- REQUIRED WORK:
Copy, from the data below, every line that has "menu" in it.

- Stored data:

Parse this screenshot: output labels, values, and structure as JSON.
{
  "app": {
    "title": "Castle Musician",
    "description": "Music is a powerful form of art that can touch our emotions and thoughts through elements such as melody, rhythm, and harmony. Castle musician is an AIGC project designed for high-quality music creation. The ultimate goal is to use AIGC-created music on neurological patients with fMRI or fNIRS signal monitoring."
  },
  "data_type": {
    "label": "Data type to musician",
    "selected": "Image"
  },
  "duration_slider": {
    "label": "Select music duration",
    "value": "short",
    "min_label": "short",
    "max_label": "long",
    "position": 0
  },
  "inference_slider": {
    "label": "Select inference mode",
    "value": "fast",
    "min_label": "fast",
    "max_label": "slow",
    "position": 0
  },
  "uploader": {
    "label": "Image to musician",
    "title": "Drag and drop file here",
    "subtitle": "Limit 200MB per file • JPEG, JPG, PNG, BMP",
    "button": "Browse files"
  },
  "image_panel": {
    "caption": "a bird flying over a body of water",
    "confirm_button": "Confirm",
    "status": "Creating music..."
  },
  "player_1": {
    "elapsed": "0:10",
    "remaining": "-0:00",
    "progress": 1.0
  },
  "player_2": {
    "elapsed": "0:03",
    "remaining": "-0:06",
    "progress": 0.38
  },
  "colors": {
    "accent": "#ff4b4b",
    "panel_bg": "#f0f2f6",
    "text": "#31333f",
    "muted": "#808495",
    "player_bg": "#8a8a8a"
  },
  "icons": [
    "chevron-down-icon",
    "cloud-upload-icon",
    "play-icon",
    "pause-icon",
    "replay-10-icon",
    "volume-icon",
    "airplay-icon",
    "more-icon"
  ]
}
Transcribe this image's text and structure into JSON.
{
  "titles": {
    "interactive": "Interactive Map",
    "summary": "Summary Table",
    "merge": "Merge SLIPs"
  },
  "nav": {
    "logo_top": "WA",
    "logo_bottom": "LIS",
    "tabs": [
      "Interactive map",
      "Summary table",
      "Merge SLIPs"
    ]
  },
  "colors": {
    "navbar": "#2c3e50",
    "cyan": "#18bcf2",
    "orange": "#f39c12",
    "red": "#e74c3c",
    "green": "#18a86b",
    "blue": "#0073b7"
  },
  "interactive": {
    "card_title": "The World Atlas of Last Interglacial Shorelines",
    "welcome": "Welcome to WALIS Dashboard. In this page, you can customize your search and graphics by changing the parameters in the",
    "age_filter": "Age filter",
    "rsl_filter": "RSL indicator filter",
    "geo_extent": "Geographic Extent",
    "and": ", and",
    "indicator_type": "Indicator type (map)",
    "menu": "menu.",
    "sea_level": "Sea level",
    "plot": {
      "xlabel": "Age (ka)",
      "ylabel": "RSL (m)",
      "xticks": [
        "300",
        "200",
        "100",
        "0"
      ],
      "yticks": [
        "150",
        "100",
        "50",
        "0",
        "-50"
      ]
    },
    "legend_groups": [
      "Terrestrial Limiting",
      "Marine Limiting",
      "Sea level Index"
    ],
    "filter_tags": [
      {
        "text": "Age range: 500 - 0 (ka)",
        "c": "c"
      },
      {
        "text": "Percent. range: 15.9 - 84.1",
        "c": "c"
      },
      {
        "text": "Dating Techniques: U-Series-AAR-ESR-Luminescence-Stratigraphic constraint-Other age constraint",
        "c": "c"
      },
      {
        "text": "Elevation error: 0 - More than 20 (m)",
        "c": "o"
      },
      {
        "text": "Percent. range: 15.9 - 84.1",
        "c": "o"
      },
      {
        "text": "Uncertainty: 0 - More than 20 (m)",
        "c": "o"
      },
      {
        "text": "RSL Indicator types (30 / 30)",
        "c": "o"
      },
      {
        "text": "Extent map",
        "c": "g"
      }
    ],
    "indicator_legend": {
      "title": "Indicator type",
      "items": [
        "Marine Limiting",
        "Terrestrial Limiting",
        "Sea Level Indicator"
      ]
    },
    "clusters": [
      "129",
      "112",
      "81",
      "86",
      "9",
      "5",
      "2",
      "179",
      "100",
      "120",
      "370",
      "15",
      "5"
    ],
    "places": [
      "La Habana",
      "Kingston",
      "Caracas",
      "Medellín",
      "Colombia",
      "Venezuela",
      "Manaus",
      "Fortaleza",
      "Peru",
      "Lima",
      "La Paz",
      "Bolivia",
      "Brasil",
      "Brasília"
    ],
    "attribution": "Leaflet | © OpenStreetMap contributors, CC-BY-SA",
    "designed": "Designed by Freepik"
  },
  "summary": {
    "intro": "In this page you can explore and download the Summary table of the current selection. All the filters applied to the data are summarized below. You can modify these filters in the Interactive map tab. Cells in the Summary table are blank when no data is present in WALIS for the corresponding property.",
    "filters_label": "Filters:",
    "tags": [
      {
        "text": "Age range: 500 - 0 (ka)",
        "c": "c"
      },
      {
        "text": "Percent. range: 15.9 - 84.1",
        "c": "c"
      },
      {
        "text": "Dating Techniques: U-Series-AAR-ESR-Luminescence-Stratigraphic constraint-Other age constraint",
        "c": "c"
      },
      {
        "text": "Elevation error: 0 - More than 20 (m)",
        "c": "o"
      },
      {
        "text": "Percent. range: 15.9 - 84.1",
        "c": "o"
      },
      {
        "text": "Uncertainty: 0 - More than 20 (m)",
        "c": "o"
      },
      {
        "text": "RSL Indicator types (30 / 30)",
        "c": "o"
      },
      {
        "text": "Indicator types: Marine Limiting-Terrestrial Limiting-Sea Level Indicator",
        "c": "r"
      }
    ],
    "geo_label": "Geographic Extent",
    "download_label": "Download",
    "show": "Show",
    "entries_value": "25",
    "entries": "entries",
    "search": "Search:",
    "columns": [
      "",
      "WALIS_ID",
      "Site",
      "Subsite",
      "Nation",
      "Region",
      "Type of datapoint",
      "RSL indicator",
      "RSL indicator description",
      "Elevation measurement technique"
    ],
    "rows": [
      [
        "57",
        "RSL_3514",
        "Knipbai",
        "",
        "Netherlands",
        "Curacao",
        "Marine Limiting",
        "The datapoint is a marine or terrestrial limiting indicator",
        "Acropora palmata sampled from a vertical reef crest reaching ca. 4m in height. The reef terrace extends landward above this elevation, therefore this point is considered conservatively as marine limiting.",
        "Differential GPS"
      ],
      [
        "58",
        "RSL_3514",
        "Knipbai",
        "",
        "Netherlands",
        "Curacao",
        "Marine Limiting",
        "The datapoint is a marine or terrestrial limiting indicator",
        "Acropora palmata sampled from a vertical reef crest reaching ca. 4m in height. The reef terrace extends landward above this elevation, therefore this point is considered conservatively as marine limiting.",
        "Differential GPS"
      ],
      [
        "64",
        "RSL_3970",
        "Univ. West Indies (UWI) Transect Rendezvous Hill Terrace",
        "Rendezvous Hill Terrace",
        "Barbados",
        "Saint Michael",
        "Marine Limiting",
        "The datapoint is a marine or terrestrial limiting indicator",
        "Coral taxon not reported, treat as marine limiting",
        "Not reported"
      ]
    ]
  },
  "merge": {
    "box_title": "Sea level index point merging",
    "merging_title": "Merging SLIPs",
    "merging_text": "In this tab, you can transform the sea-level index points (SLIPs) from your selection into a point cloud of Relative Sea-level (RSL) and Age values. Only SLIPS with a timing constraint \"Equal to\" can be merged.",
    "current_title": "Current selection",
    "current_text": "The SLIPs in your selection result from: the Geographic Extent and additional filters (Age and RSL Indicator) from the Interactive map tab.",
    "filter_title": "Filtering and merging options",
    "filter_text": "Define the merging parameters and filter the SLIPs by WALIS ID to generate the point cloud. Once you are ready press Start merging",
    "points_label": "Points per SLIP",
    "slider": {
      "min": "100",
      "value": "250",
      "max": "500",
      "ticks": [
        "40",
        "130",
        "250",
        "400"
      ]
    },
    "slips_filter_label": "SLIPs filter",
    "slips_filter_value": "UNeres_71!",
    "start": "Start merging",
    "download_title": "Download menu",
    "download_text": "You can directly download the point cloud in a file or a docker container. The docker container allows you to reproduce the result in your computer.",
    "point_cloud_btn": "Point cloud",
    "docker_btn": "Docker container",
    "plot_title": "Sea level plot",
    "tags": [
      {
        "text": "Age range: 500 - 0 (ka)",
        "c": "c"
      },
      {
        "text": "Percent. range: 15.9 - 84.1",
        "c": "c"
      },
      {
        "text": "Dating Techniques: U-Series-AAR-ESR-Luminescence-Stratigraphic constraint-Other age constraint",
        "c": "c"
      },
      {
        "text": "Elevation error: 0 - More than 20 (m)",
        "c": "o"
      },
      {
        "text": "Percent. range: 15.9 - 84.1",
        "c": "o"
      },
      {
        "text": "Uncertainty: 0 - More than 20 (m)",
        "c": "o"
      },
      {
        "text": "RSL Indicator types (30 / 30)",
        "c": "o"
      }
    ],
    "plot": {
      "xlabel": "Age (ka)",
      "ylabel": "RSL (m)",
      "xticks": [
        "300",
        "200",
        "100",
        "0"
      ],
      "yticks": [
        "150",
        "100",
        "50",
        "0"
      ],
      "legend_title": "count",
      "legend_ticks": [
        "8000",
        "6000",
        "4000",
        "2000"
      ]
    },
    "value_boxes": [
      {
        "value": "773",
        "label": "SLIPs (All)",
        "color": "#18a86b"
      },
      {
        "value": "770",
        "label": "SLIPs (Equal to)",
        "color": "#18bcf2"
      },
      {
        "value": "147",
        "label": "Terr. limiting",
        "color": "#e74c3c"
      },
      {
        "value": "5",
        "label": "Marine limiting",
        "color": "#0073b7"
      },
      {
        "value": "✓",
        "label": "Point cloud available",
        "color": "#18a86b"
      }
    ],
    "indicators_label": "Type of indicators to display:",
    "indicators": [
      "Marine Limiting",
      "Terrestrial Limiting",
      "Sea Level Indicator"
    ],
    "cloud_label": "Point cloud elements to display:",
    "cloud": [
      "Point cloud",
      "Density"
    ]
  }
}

- OUTPUT FOR THIS TASK:
    "menu": "menu.",
    "download_title": "Download menu",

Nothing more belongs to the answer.